╭─ Texto de la página

Sin embargo, hay algunas actrices que consiguen superar todas estas barreras y obtener papeles protagonistas, y entre ellas destaca Meryl Streep. No es que los papeles que interpreta sean todos modelos a seguir, pero desde luego permiten ver a una mujer de 60 años que no oculta su edad y es protagonista de su vida.

Me gustaría analizar, brevemente, dos de los personajes de sus últimas películas para explicarme mejor.

Donna Sheridan (en Mamma Mía!, Phyllida Lloyd, 2008) es una madre soltera y «hippie» que vive feliz en una isla griega. Las dificultades surgirán cuando su hija, que va a casarse, invite a la boda a los tres posibles candidatos a padre que ha descubierto leyendo el diario de su madre. Meryl Streep se pasa la película corriendo, bailando y cantando junto con sus dos mejores amigas y tropezando a cada rato con sus tres antiguos amantes (no queda muy claro si fueron los tres únicos de su vida…). Escena tras escena vemos a las mujeres de la película apoyarse, divertirse y consolarse. En un mundo –el del cine, pero no sólo– donde las mujeres parecemos condenadas a pelear entre nosotras por un hombre, estos personajes nos muestran otras formas de relacionarnos.

A pesar de ser un vehículo de entretenimiento puro, la película toca con suavidad temas como las relaciones intergeneracionales, los distintos modelos de familia o la homosexualidad. Ciertamente acaba con el final feliz del cine clásico, una boda; aunque no la de la joven Sophie –que decide irse a recorrer mundo con su compañero– sino la de Donna con uno de sus antiguos amantes (sí, Pierce Brosnan, 007). Y resulta que los tres posibles padres deciden compartir la paternidad de Sophie, aunque tampoco quedan muy claras las implicaciones de esto…

Julia Child (en Julie & Julia, Nora Ephron, 2009) fue una famosa cocinera estadounidense que, en los años 60, llevó la cocina francesa a EE.UU. a través de su libro Dominando el arte de la cocina francesa y de su programa de televisión. La película, basada en personas reales, cuenta dos historias entrelazadas: la de Julia Child, que descubrió su pasión por la cocina durante el tiempo que vivió en París en los años 50; y la historia de Julie Powell, una treintañera funcionaria del estado que se propone hacer todas las recetas del libro de Julia, mientras escribe un blog contando sus experiencias culinarias.

╰─

### Qué harás
#1 Según el texto sobre Meryl Streep, ¿quién dirigió Julie & Julia?
#2 Enumera los temas que, según el texto sobre Meryl Streep, toca con suavidad la película Mamma Mía!.
#3 Transcribe del texto sobre Meryl Streep el pasaje que va desde "Donna Sheridan (en" hasta "formas de relacionarnos.".
Responde basándote únicamente en el texto sobre Meryl Streep.

╭─ Datos para analizar

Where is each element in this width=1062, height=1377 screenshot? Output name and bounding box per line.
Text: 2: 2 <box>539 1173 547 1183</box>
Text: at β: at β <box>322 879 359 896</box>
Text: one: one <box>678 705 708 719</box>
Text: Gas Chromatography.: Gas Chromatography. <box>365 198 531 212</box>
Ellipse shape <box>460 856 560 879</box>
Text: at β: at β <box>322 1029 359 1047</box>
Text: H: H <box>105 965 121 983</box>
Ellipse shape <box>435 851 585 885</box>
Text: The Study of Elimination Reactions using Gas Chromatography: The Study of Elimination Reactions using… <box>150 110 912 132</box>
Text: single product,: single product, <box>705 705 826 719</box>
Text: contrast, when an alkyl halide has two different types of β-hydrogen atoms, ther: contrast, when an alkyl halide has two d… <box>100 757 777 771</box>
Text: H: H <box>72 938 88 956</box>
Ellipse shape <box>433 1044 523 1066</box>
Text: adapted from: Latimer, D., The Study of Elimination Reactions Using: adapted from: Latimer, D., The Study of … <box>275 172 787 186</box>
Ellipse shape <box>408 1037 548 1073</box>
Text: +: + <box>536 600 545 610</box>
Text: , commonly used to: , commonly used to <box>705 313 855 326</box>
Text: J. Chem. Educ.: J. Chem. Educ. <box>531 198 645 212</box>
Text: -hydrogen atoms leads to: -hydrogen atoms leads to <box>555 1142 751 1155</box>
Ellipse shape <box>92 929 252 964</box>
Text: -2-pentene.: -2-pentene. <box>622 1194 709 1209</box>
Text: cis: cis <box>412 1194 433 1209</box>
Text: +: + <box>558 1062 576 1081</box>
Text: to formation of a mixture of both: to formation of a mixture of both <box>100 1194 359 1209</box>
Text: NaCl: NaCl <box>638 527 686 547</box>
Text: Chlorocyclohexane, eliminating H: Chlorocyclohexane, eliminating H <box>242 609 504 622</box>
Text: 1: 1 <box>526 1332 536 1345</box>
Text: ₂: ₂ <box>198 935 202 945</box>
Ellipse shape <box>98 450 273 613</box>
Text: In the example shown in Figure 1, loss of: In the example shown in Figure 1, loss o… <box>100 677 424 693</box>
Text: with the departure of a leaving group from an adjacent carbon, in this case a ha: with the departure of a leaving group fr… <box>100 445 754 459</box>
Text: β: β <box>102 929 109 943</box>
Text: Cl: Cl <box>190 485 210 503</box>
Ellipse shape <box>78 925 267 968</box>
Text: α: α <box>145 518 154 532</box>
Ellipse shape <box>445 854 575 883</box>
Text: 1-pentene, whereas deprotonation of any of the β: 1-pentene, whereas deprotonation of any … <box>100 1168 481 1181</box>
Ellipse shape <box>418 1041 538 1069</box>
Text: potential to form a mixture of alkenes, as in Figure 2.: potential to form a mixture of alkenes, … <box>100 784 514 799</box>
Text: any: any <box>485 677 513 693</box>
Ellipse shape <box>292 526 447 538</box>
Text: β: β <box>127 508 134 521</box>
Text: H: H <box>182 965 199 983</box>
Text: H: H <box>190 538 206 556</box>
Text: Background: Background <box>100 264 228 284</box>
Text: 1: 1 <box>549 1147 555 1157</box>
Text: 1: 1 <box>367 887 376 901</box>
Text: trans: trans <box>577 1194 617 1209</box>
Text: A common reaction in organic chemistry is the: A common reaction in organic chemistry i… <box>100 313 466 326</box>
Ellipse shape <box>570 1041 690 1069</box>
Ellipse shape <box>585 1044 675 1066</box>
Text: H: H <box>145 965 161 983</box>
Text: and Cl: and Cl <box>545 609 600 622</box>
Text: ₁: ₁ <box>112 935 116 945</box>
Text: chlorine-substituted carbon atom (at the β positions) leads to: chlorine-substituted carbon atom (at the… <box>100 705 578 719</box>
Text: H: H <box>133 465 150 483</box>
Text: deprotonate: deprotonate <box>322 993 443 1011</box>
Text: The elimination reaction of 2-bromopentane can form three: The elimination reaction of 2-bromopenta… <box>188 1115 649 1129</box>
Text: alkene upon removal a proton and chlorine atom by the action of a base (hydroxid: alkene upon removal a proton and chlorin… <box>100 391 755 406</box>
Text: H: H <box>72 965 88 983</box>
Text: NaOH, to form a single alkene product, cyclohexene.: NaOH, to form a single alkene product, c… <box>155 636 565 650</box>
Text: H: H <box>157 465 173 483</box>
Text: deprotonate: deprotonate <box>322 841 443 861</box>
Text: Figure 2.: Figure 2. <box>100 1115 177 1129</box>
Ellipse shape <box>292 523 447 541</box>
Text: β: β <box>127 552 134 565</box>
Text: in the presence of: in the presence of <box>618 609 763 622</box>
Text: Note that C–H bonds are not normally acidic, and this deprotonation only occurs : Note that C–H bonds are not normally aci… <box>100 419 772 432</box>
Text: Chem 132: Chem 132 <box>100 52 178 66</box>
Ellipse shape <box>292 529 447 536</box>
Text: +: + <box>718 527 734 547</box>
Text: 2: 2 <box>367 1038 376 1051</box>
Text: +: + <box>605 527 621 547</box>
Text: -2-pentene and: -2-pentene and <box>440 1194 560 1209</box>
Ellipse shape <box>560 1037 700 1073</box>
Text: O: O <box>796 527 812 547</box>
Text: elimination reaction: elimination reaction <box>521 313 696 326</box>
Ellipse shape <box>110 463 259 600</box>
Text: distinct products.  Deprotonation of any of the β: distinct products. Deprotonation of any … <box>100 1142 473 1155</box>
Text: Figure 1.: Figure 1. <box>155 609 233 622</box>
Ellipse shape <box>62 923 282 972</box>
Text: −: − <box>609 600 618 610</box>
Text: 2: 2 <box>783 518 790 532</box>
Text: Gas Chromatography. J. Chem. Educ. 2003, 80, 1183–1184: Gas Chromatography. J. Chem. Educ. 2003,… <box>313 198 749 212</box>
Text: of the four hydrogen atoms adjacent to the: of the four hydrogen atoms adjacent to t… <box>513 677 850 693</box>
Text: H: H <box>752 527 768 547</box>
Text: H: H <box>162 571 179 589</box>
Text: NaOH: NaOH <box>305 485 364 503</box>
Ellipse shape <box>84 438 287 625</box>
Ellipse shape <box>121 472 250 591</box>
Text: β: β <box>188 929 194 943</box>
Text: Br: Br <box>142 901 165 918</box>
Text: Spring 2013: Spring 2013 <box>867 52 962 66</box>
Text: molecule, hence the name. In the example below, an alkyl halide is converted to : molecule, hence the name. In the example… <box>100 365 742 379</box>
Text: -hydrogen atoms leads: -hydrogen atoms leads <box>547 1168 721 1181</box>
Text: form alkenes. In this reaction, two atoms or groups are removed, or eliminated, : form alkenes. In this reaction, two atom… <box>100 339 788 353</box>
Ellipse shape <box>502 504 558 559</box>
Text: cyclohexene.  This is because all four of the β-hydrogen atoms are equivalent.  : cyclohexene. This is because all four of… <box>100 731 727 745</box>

╰─

### Resultados por tarea
#1 Nora Ephron.

#2
- Las relaciones intergeneracionales
- Los distintos modelos de familia
- La homosexualidad

#3
Donna Sheridan (en Mamma Mía!, Phyllida Lloyd, 2008) es una madre soltera y «hippie» que vive feliz en una isla griega. Las dificultades surgirán cuando su hija, que va a casarse, invite a la boda a los tres posibles candidatos a padre que ha descubierto leyendo el diario de su madre. Meryl Streep se pasa la película corriendo, bailando y cantando junto con sus dos mejores amigas y tropezando a cada rato con sus tres antiguos amantes (no queda muy claro si fueron los tres únicos de su vida…). Escena tras escena vemos a las mujeres de la película apoyarse, divertirse y consolarse. En un mundo –el del cine, pero no sólo– donde las mujeres parecemos condenadas a pelear entre nosotras por un hombre, estos personajes nos muestran otras formas de relacionarnos.